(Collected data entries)
- - -

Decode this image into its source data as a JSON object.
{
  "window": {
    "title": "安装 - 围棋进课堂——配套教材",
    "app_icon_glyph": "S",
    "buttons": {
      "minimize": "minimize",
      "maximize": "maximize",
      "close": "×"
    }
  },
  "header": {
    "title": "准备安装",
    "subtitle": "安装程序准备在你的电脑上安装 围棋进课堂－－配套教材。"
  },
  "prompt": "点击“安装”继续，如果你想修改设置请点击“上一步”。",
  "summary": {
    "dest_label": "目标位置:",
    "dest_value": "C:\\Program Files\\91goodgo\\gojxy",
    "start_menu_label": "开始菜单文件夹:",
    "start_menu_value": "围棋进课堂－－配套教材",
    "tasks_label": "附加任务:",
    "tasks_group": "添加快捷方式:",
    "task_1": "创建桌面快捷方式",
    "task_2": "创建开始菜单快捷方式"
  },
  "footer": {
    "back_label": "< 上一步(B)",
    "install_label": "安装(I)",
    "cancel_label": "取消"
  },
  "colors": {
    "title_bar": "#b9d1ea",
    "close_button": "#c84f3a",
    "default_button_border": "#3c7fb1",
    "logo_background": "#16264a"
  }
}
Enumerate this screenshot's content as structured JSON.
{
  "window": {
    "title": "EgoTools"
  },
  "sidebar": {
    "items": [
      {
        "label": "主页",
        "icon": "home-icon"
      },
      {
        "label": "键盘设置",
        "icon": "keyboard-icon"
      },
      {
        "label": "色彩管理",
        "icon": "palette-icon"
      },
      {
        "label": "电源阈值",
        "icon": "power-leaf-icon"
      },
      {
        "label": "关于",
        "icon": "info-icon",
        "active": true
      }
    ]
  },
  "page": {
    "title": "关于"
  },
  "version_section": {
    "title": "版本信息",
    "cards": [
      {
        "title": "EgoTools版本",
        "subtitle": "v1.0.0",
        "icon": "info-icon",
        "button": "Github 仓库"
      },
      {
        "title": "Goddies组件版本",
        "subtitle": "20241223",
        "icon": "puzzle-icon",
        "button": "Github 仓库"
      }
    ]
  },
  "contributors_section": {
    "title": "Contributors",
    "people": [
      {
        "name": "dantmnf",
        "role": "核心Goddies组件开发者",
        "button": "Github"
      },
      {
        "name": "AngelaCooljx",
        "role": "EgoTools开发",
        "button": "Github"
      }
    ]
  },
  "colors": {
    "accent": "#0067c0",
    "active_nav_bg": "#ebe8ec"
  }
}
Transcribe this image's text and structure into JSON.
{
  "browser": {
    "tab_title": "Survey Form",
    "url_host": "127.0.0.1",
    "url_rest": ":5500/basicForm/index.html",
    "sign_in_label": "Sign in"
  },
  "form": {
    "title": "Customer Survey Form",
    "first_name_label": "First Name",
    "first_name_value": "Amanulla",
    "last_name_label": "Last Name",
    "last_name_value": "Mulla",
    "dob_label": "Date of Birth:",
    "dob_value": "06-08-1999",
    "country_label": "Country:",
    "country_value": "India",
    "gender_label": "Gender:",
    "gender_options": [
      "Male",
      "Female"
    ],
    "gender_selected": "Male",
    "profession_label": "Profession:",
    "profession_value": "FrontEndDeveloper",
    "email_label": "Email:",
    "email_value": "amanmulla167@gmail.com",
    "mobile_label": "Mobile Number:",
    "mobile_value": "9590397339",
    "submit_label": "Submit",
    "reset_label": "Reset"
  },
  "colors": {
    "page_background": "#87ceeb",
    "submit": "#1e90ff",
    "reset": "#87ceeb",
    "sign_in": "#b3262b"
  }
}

- - -

** Stated problem **
Reproduce every line of the material above exactly.

** Solution **
Decode this image into its source data as a JSON object.
{
  "window": {
    "title": "安装 - 围棋进课堂——配套教材",
    "app_icon_glyph": "S",
    "buttons": {
      "minimize": "minimize",
      "maximize": "maximize",
      "close": "×"
    }
  },
  "header": {
    "title": "准备安装",
    "subtitle": "安装程序准备在你的电脑上安装 围棋进课堂－－配套教材。"
  },
  "prompt": "点击“安装”继续，如果你想修改设置请点击“上一步”。",
  "summary": {
    "dest_label": "目标位置:",
    "dest_value": "C:\\Program Files\\91goodgo\\gojxy",
    "start_menu_label": "开始菜单文件夹:",
    "start_menu_value": "围棋进课堂－－配套教材",
    "tasks_label": "附加任务:",
    "tasks_group": "添加快捷方式:",
    "task_1": "创建桌面快捷方式",
    "task_2": "创建开始菜单快捷方式"
  },
  "footer": {
    "back_label": "< 上一步(B)",
    "install_label": "安装(I)",
    "cancel_label": "取消"
  },
  "colors": {
    "title_bar": "#b9d1ea",
    "close_button": "#c84f3a",
    "default_button_border": "#3c7fb1",
    "logo_background": "#16264a"
  }
}
Enumerate this screenshot's content as structured JSON.
{
  "window": {
    "title": "EgoTools"
  },
  "sidebar": {
    "items": [
      {
        "label": "主页",
        "icon": "home-icon"
      },
      {
        "label": "键盘设置",
        "icon": "keyboard-icon"
      },
      {
        "label": "色彩管理",
        "icon": "palette-icon"
      },
      {
        "label": "电源阈值",
        "icon": "power-leaf-icon"
      },
      {
        "label": "关于",
        "icon": "info-icon",
        "active": true
      }
    ]
  },
  "page": {
    "title": "关于"
  },
  "version_section": {
    "title": "版本信息",
    "cards": [
      {
        "title": "EgoTools版本",
        "subtitle": "v1.0.0",
        "icon": "info-icon",
        "button": "Github 仓库"
      },
      {
        "title": "Goddies组件版本",
        "subtitle": "20241223",
        "icon": "puzzle-icon",
        "button": "Github 仓库"
      }
    ]
  },
  "contributors_section": {
    "title": "Contributors",
    "people": [
      {
        "name": "dantmnf",
        "role": "核心Goddies组件开发者",
        "button": "Github"
      },
      {
        "name": "AngelaCooljx",
        "role": "EgoTools开发",
        "button": "Github"
      }
    ]
  },
  "colors": {
    "accent": "#0067c0",
    "active_nav_bg": "#ebe8ec"
  }
}
Transcribe this image's text and structure into JSON.
{
  "browser": {
    "tab_title": "Survey Form",
    "url_host": "127.0.0.1",
    "url_rest": ":5500/basicForm/index.html",
    "sign_in_label": "Sign in"
  },
  "form": {
    "title": "Customer Survey Form",
    "first_name_label": "First Name",
    "first_name_value": "Amanulla",
    "last_name_label": "Last Name",
    "last_name_value": "Mulla",
    "dob_label": "Date of Birth:",
    "dob_value": "06-08-1999",
    "country_label": "Country:",
    "country_value": "India",
    "gender_label": "Gender:",
    "gender_options": [
      "Male",
      "Female"
    ],
    "gender_selected": "Male",
    "profession_label": "Profession:",
    "profession_value": "FrontEndDeveloper",
    "email_label": "Email:",
    "email_value": "amanmulla167@gmail.com",
    "mobile_label": "Mobile Number:",
    "mobile_value": "9590397339",
    "submit_label": "Submit",
    "reset_label": "Reset"
  },
  "colors": {
    "page_background": "#87ceeb",
    "submit": "#1e90ff",
    "reset": "#87ceeb",
    "sign_in": "#b3262b"
  }
}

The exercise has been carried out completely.